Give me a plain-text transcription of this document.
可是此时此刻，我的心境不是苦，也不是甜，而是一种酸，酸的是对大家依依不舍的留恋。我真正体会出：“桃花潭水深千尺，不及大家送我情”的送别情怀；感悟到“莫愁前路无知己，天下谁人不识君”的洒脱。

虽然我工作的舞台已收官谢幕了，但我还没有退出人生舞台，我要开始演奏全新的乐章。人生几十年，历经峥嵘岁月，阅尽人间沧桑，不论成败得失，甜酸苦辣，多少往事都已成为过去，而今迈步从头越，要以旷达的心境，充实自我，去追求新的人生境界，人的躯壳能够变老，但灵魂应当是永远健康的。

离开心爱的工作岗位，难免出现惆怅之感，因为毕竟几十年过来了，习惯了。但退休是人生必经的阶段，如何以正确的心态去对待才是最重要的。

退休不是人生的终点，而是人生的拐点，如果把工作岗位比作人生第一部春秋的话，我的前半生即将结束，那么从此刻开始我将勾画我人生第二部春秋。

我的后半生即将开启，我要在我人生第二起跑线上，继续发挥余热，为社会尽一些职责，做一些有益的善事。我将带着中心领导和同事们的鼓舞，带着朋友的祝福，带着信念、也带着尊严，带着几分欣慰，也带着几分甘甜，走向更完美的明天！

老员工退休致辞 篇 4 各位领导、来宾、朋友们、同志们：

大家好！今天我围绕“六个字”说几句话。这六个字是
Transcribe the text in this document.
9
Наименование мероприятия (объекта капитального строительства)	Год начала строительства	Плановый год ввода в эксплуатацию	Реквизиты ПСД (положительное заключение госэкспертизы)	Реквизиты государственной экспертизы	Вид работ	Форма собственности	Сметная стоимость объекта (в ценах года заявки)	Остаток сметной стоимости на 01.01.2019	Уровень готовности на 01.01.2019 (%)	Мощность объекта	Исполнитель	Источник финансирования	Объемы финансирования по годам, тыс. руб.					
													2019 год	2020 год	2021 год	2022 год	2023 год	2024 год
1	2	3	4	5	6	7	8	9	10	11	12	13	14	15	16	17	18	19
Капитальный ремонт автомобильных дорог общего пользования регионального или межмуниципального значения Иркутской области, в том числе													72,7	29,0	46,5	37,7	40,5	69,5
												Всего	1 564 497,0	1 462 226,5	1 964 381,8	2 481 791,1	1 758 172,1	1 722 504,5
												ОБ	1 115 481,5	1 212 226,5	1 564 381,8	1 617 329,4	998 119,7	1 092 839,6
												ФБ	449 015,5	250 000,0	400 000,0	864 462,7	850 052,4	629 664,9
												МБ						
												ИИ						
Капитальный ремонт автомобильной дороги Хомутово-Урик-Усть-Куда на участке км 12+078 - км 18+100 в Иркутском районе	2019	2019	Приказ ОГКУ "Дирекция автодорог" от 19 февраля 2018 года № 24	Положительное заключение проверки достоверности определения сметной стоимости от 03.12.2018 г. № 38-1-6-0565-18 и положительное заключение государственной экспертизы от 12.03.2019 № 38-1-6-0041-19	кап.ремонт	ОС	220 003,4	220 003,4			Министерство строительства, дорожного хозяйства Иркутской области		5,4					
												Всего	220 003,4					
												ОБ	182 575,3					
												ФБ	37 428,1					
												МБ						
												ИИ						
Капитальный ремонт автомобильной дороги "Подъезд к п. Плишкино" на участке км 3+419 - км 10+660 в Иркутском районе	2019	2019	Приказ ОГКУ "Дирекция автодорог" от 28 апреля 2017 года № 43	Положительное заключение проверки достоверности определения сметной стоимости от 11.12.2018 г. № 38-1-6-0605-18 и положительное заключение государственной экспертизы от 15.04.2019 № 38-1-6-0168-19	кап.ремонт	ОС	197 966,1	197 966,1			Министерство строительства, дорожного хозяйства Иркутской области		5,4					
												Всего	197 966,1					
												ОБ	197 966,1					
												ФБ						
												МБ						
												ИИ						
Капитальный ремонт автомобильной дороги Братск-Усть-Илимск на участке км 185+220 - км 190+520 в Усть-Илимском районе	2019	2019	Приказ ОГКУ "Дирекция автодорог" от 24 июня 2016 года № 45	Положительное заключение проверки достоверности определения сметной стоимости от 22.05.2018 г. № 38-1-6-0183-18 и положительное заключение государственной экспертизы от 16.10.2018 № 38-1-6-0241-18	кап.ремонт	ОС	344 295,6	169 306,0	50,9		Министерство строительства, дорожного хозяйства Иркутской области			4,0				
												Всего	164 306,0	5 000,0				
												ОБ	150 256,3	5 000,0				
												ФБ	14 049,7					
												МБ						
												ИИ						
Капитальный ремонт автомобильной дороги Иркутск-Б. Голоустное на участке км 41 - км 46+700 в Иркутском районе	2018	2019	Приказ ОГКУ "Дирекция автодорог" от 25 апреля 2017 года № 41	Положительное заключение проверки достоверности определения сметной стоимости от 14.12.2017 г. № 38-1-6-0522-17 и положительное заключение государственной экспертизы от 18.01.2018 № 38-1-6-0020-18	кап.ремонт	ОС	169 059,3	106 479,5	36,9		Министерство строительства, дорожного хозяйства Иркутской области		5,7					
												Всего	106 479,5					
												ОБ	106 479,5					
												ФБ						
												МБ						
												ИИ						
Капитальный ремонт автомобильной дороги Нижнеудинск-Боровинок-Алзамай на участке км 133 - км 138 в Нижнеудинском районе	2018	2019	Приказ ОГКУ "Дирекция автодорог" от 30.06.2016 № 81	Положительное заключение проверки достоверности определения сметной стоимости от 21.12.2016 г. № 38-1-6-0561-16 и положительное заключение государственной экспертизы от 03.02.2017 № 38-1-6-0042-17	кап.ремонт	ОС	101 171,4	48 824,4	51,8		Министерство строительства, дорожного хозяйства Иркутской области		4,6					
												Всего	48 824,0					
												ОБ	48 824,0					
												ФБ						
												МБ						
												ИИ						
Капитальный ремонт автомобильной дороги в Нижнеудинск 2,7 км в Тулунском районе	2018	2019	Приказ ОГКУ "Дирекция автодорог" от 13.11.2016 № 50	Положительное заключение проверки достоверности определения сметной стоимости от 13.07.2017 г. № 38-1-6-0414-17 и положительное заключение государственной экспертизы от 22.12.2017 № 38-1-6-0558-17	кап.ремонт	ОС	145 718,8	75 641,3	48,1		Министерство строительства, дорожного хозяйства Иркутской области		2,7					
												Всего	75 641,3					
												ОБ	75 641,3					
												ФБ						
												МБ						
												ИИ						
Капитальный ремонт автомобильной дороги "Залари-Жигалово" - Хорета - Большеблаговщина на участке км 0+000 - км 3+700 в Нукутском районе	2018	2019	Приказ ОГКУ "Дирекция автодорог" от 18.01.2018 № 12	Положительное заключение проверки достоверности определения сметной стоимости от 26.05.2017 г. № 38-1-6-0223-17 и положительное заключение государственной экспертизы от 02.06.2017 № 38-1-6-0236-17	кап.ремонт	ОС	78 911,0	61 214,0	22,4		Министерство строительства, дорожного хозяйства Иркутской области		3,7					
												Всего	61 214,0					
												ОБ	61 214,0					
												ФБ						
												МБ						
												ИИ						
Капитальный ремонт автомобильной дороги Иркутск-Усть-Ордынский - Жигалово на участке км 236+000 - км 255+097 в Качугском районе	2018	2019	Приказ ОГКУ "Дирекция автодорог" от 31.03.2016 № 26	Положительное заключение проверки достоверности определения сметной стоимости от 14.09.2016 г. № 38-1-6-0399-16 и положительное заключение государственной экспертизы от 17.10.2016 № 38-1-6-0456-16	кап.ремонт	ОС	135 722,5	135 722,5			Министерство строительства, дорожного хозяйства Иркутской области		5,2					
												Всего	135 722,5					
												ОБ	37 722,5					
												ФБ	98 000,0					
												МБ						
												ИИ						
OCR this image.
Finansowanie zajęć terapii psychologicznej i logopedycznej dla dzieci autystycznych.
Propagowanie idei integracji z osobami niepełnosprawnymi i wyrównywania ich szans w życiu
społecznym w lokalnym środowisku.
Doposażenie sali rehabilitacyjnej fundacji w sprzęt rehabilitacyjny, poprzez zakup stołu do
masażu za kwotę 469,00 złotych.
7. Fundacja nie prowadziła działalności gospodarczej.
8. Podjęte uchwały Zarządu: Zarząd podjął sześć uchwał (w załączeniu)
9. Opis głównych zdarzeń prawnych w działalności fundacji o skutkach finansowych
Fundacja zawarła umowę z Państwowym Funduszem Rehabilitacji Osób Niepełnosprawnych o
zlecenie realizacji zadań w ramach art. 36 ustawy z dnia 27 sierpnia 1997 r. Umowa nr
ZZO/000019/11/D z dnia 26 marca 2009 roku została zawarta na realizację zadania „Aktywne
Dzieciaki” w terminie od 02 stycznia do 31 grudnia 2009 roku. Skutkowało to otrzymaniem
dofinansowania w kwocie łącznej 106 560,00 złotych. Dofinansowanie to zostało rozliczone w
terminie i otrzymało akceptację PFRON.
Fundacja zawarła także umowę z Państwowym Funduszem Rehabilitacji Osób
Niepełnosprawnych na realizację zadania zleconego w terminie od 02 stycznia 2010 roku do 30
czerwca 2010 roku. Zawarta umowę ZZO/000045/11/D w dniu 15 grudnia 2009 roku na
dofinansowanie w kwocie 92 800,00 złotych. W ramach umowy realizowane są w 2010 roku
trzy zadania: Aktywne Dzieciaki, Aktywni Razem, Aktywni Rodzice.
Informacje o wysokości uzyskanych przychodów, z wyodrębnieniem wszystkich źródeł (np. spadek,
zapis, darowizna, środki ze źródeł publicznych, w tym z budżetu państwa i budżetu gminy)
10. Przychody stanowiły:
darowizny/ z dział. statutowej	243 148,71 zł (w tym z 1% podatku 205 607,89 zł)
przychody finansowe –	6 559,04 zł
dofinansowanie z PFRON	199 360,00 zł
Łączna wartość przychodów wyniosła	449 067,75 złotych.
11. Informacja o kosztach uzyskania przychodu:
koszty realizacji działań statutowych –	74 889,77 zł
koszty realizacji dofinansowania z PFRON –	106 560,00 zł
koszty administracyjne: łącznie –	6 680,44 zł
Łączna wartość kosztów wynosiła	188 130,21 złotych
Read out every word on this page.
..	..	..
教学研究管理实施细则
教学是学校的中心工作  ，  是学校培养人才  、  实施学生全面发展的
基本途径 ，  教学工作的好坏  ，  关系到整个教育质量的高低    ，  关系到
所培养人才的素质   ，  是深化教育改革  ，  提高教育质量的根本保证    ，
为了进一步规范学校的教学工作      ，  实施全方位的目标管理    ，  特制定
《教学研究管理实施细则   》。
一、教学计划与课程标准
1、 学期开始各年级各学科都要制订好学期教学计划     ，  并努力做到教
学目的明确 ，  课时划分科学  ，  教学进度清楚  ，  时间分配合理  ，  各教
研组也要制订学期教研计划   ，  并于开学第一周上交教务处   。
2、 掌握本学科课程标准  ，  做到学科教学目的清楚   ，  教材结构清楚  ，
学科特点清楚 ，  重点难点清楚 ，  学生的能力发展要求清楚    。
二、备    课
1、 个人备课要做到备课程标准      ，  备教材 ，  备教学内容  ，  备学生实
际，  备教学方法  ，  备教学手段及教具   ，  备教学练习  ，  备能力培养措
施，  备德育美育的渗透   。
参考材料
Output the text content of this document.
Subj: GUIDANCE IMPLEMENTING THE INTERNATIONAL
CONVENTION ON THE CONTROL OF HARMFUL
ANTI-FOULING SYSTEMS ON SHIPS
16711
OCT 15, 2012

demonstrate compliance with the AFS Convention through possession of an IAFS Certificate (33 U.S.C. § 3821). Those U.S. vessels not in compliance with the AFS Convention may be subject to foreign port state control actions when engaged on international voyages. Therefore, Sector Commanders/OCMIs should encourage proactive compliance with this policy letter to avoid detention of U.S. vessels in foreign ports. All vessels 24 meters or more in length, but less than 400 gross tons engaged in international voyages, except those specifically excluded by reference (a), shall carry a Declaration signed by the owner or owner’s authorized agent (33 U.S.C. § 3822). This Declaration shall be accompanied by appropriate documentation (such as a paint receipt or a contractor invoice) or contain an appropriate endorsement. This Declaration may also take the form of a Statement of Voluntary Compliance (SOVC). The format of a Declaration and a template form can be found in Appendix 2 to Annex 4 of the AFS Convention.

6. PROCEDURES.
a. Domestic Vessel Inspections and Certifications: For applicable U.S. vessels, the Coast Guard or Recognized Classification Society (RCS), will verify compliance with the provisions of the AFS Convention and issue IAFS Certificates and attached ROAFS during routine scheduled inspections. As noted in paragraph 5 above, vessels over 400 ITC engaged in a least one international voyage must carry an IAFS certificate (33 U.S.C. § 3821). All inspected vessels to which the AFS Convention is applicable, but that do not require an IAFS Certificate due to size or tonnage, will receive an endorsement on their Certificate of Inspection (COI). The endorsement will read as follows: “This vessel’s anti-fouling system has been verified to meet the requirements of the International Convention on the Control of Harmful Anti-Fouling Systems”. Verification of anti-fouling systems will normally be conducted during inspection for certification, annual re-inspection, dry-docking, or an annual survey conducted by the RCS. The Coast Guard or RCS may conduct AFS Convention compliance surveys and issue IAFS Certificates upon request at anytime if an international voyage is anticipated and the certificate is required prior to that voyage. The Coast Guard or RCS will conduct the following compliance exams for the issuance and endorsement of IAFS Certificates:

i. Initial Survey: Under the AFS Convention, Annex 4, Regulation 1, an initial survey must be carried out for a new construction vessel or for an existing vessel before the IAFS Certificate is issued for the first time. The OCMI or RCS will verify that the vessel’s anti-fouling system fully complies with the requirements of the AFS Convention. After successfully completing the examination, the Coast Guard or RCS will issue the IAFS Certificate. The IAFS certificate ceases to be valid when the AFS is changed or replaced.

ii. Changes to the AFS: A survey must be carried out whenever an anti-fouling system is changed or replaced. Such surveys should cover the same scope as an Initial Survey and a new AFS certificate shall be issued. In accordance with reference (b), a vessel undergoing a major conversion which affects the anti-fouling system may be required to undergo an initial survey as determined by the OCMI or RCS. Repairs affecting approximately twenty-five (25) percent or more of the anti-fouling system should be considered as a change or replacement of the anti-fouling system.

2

========================================

◆ Task instructions ◆
Pull every line containing "Państwowym" out of the data above.

◆ Response to the exercise ◆
Fundacja zawarła umowę z Państwowym Funduszem Rehabilitacji Osób Niepełnosprawnych o
Fundacja zawarła także umowę z Państwowym Funduszem Rehabilitacji Osób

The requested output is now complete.